== Set problem ==
Copy all lines holding the word "Cases" from the entries.

Figure collection entries
★ ★ ★ ★ ★ ★ ★

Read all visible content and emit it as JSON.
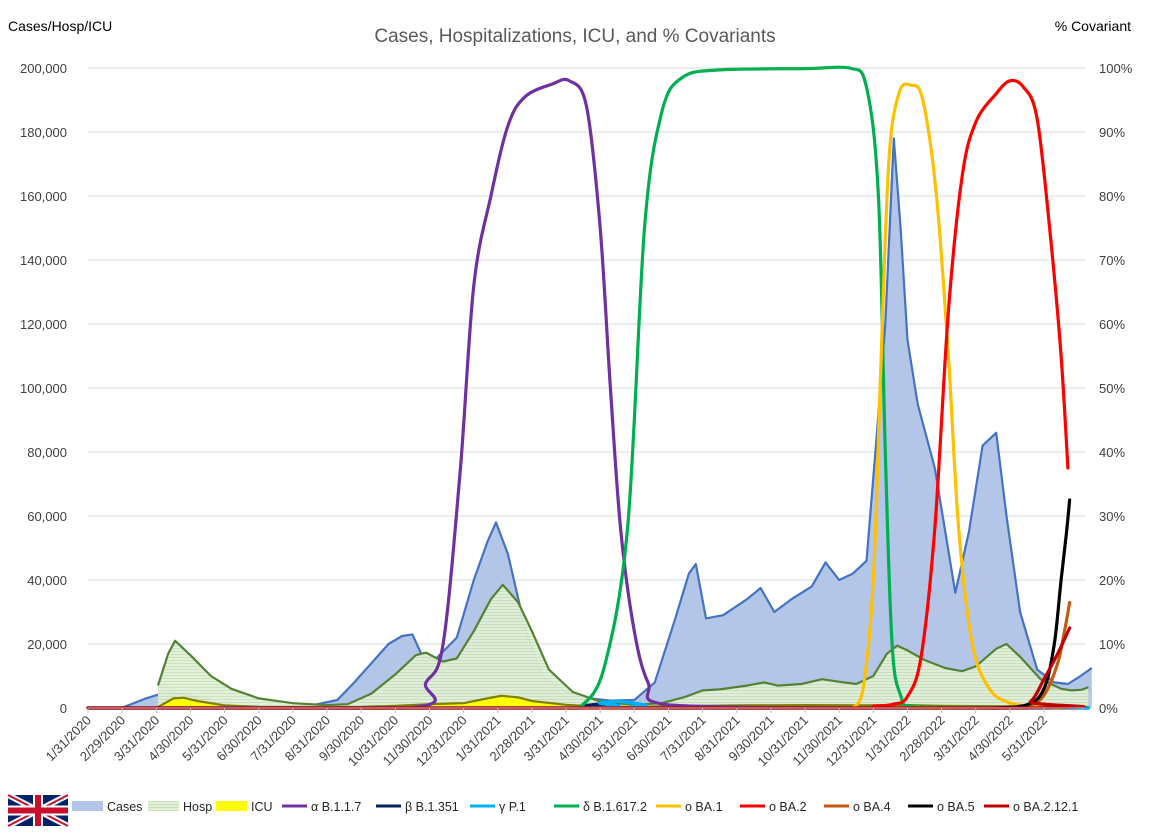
{
  "chart_data": {
    "type": "area+line",
    "title": "Cases, Hospitalizations, ICU, and % Covariants",
    "ylabel_left": "Cases/Hosp/ICU",
    "ylabel_right": "% Covariant",
    "ylim_left": [
      0,
      200000
    ],
    "ylim_right": [
      0,
      100
    ],
    "y_ticks_left": [
      "0",
      "20,000",
      "40,000",
      "60,000",
      "80,000",
      "100,000",
      "120,000",
      "140,000",
      "160,000",
      "180,000",
      "200,000"
    ],
    "y_ticks_right": [
      "0%",
      "10%",
      "20%",
      "30%",
      "40%",
      "50%",
      "60%",
      "70%",
      "80%",
      "90%",
      "100%"
    ],
    "x_ticks": [
      "1/31/2020",
      "2/29/2020",
      "3/31/2020",
      "4/30/2020",
      "5/31/2020",
      "6/30/2020",
      "7/31/2020",
      "8/31/2020",
      "9/30/2020",
      "10/31/2020",
      "11/30/2020",
      "12/31/2020",
      "1/31/2021",
      "2/28/2021",
      "3/31/2021",
      "4/30/2021",
      "5/31/2021",
      "6/30/2021",
      "7/31/2021",
      "8/31/2021",
      "9/30/2021",
      "10/31/2021",
      "11/30/2021",
      "12/31/2021",
      "1/31/2022",
      "2/28/2022",
      "3/31/2022",
      "4/30/2022",
      "5/31/2022"
    ],
    "x_index_note": "x values are month offsets from 1/31/2020 (0 = 1/31/2020, 28 = 5/31/2022)",
    "series_left": [
      {
        "name": "Cases",
        "kind": "area",
        "color": "#b4c6e7",
        "line_color": "#4472c4",
        "points": [
          [
            0,
            0
          ],
          [
            1,
            100
          ],
          [
            1.7,
            3000
          ],
          [
            2.3,
            5000
          ],
          [
            3,
            4000
          ],
          [
            3.8,
            1500
          ],
          [
            4.5,
            800
          ],
          [
            5.5,
            600
          ],
          [
            6.5,
            700
          ],
          [
            7.3,
            2500
          ],
          [
            7.8,
            8000
          ],
          [
            8.3,
            14000
          ],
          [
            8.8,
            20000
          ],
          [
            9.2,
            22500
          ],
          [
            9.5,
            23000
          ],
          [
            9.8,
            16000
          ],
          [
            10.2,
            15500
          ],
          [
            10.8,
            22000
          ],
          [
            11.3,
            40000
          ],
          [
            11.7,
            52000
          ],
          [
            11.95,
            58000
          ],
          [
            12.3,
            48000
          ],
          [
            12.8,
            25000
          ],
          [
            13.3,
            10000
          ],
          [
            14,
            5000
          ],
          [
            14.7,
            3000
          ],
          [
            15.3,
            2300
          ],
          [
            16,
            2500
          ],
          [
            16.6,
            8000
          ],
          [
            17.2,
            28000
          ],
          [
            17.6,
            42000
          ],
          [
            17.8,
            45000
          ],
          [
            18.1,
            28000
          ],
          [
            18.6,
            29000
          ],
          [
            19.3,
            34000
          ],
          [
            19.7,
            37500
          ],
          [
            20.1,
            30000
          ],
          [
            20.6,
            34000
          ],
          [
            21.2,
            38000
          ],
          [
            21.6,
            45500
          ],
          [
            22,
            40000
          ],
          [
            22.4,
            42000
          ],
          [
            22.8,
            46000
          ],
          [
            23.1,
            85000
          ],
          [
            23.35,
            120000
          ],
          [
            23.6,
            178000
          ],
          [
            23.8,
            150000
          ],
          [
            24,
            115000
          ],
          [
            24.3,
            95000
          ],
          [
            24.8,
            75000
          ],
          [
            25.4,
            36000
          ],
          [
            25.8,
            55000
          ],
          [
            26.2,
            82000
          ],
          [
            26.6,
            86000
          ],
          [
            26.9,
            60000
          ],
          [
            27.3,
            30000
          ],
          [
            27.8,
            12000
          ],
          [
            28.3,
            8000
          ],
          [
            28.7,
            7500
          ],
          [
            29,
            9500
          ],
          [
            29.4,
            12500
          ]
        ]
      },
      {
        "name": "Hosp",
        "kind": "area",
        "color": "#c5e0b4",
        "line_color": "#548235",
        "points": [
          [
            2.05,
            7000
          ],
          [
            2.35,
            17000
          ],
          [
            2.55,
            21000
          ],
          [
            3,
            16500
          ],
          [
            3.6,
            10000
          ],
          [
            4.2,
            6000
          ],
          [
            5,
            3000
          ],
          [
            6,
            1500
          ],
          [
            7,
            900
          ],
          [
            7.6,
            1200
          ],
          [
            8.3,
            4500
          ],
          [
            9,
            10500
          ],
          [
            9.6,
            16500
          ],
          [
            9.9,
            17300
          ],
          [
            10.4,
            14500
          ],
          [
            10.8,
            15500
          ],
          [
            11.3,
            24000
          ],
          [
            11.8,
            34000
          ],
          [
            12.15,
            38500
          ],
          [
            12.6,
            33000
          ],
          [
            13,
            24000
          ],
          [
            13.5,
            12000
          ],
          [
            14.2,
            5000
          ],
          [
            15,
            2000
          ],
          [
            16,
            1000
          ],
          [
            16.8,
            1500
          ],
          [
            17.5,
            3500
          ],
          [
            18,
            5500
          ],
          [
            18.5,
            5800
          ],
          [
            19.3,
            7000
          ],
          [
            19.8,
            8000
          ],
          [
            20.2,
            7000
          ],
          [
            20.9,
            7500
          ],
          [
            21.5,
            9000
          ],
          [
            22,
            8200
          ],
          [
            22.5,
            7500
          ],
          [
            23,
            10000
          ],
          [
            23.4,
            17000
          ],
          [
            23.7,
            19500
          ],
          [
            24,
            18000
          ],
          [
            24.5,
            15000
          ],
          [
            25.1,
            12500
          ],
          [
            25.6,
            11500
          ],
          [
            26,
            13000
          ],
          [
            26.6,
            18500
          ],
          [
            26.9,
            20000
          ],
          [
            27.3,
            16000
          ],
          [
            27.9,
            9000
          ],
          [
            28.5,
            6000
          ],
          [
            28.8,
            5500
          ],
          [
            29.1,
            5700
          ],
          [
            29.3,
            6500
          ]
        ]
      },
      {
        "name": "ICU",
        "kind": "area",
        "color": "#ffff00",
        "line_color": "#808000",
        "points": [
          [
            2,
            0
          ],
          [
            2.5,
            3000
          ],
          [
            2.8,
            3200
          ],
          [
            3.2,
            2200
          ],
          [
            4,
            800
          ],
          [
            5,
            300
          ],
          [
            7,
            200
          ],
          [
            8,
            300
          ],
          [
            9,
            700
          ],
          [
            10,
            1200
          ],
          [
            11,
            1500
          ],
          [
            11.6,
            2800
          ],
          [
            12.1,
            3800
          ],
          [
            12.6,
            3300
          ],
          [
            13,
            2200
          ],
          [
            14,
            1000
          ],
          [
            15,
            400
          ],
          [
            16,
            300
          ],
          [
            17,
            500
          ],
          [
            19,
            800
          ],
          [
            21,
            900
          ],
          [
            23,
            850
          ],
          [
            24,
            900
          ],
          [
            25,
            700
          ],
          [
            27,
            500
          ],
          [
            29.3,
            300
          ]
        ]
      }
    ],
    "series_right": [
      {
        "name": "α B.1.1.7",
        "color": "#7030a0",
        "points": [
          [
            0,
            0
          ],
          [
            9.3,
            0
          ],
          [
            9.9,
            4
          ],
          [
            10.4,
            10
          ],
          [
            10.9,
            37
          ],
          [
            11.3,
            66
          ],
          [
            11.8,
            80
          ],
          [
            12.3,
            91
          ],
          [
            12.8,
            95.5
          ],
          [
            13.6,
            97.5
          ],
          [
            14.1,
            98
          ],
          [
            14.6,
            94
          ],
          [
            15,
            75
          ],
          [
            15.3,
            50
          ],
          [
            15.6,
            28
          ],
          [
            16,
            12
          ],
          [
            16.4,
            4
          ],
          [
            17,
            0.5
          ],
          [
            22.5,
            0
          ]
        ]
      },
      {
        "name": "β B.1.351",
        "color": "#002060",
        "points": [
          [
            0,
            0
          ],
          [
            14,
            0
          ],
          [
            14.6,
            0.4
          ],
          [
            15,
            0.6
          ],
          [
            15.5,
            0.4
          ],
          [
            16.2,
            0
          ],
          [
            29.3,
            0
          ]
        ]
      },
      {
        "name": "γ P.1",
        "color": "#00b0f0",
        "points": [
          [
            0,
            0
          ],
          [
            14.3,
            0
          ],
          [
            15,
            0.8
          ],
          [
            15.6,
            1
          ],
          [
            16.3,
            0.5
          ],
          [
            17,
            0
          ],
          [
            29.3,
            0
          ]
        ]
      },
      {
        "name": "δ B.1.617.2",
        "color": "#00b050",
        "points": [
          [
            14.4,
            0
          ],
          [
            15.1,
            6
          ],
          [
            15.8,
            28
          ],
          [
            16.3,
            75
          ],
          [
            16.8,
            93
          ],
          [
            17.4,
            98.5
          ],
          [
            18.5,
            99.7
          ],
          [
            21,
            99.9
          ],
          [
            22.3,
            100
          ],
          [
            22.8,
            97
          ],
          [
            23.15,
            80
          ],
          [
            23.35,
            40
          ],
          [
            23.55,
            10
          ],
          [
            23.8,
            2
          ],
          [
            24.2,
            0.2
          ],
          [
            26.5,
            0
          ]
        ]
      },
      {
        "name": "ο BA.1",
        "color": "#ffc000",
        "points": [
          [
            22.4,
            0
          ],
          [
            22.7,
            3
          ],
          [
            23,
            20
          ],
          [
            23.2,
            50
          ],
          [
            23.45,
            85
          ],
          [
            23.75,
            96
          ],
          [
            24.1,
            97.3
          ],
          [
            24.45,
            95
          ],
          [
            24.85,
            80
          ],
          [
            25.2,
            55
          ],
          [
            25.5,
            28
          ],
          [
            25.9,
            10
          ],
          [
            26.4,
            3
          ],
          [
            27,
            0.8
          ],
          [
            27.8,
            0.2
          ],
          [
            28.4,
            0
          ]
        ]
      },
      {
        "name": "ο BA.2",
        "color": "#ff0000",
        "points": [
          [
            23,
            0.3
          ],
          [
            23.6,
            0.6
          ],
          [
            24,
            1.8
          ],
          [
            24.4,
            8
          ],
          [
            24.8,
            28
          ],
          [
            25.2,
            62
          ],
          [
            25.6,
            83
          ],
          [
            26,
            91.5
          ],
          [
            26.6,
            96
          ],
          [
            27,
            98
          ],
          [
            27.4,
            97
          ],
          [
            27.8,
            92
          ],
          [
            28.2,
            73
          ],
          [
            28.5,
            55
          ],
          [
            28.7,
            37.5
          ]
        ]
      },
      {
        "name": "ο BA.4",
        "color": "#c55a11",
        "points": [
          [
            26.5,
            0
          ],
          [
            27.5,
            0.3
          ],
          [
            28,
            2
          ],
          [
            28.4,
            7
          ],
          [
            28.6,
            12
          ],
          [
            28.75,
            16.5
          ]
        ]
      },
      {
        "name": "ο BA.5",
        "color": "#000000",
        "points": [
          [
            26.5,
            0
          ],
          [
            27.5,
            0.5
          ],
          [
            28,
            3
          ],
          [
            28.3,
            10
          ],
          [
            28.5,
            20
          ],
          [
            28.65,
            27
          ],
          [
            28.75,
            32.5
          ]
        ]
      },
      {
        "name": "ο BA.2.12.1",
        "color": "#c00000",
        "points": [
          [
            0,
            0
          ],
          [
            27,
            0
          ],
          [
            27.6,
            1
          ],
          [
            28,
            4.5
          ],
          [
            28.4,
            8.5
          ],
          [
            28.75,
            12.5
          ]
        ]
      }
    ],
    "legend": [
      {
        "name": "Cases",
        "style": "fill",
        "color": "#b4c6e7"
      },
      {
        "name": "Hosp",
        "style": "hatch",
        "color": "#c5e0b4"
      },
      {
        "name": "ICU",
        "style": "fill",
        "color": "#ffff00"
      },
      {
        "name": "α B.1.1.7",
        "style": "line",
        "color": "#7030a0"
      },
      {
        "name": "β B.1.351",
        "style": "line",
        "color": "#002060"
      },
      {
        "name": "γ P.1",
        "style": "line",
        "color": "#00b0f0"
      },
      {
        "name": "δ B.1.617.2",
        "style": "line",
        "color": "#00b050"
      },
      {
        "name": "ο BA.1",
        "style": "line",
        "color": "#ffc000"
      },
      {
        "name": "ο BA.2",
        "style": "line",
        "color": "#ff0000"
      },
      {
        "name": "ο BA.4",
        "style": "line",
        "color": "#c55a11"
      },
      {
        "name": "ο BA.5",
        "style": "line",
        "color": "#000000"
      },
      {
        "name": "ο BA.2.12.1",
        "style": "line",
        "color": "#c00000"
      }
    ],
    "flag": "uk-flag"
  }
}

★ ★ ★ ★ ★ ★ ★

== Solved exercise ==
    "title": "Cases, Hospitalizations, ICU, and % Covariants",
    "ylabel_left": "Cases/Hosp/ICU",
        "name": "Cases",
        "name": "Cases",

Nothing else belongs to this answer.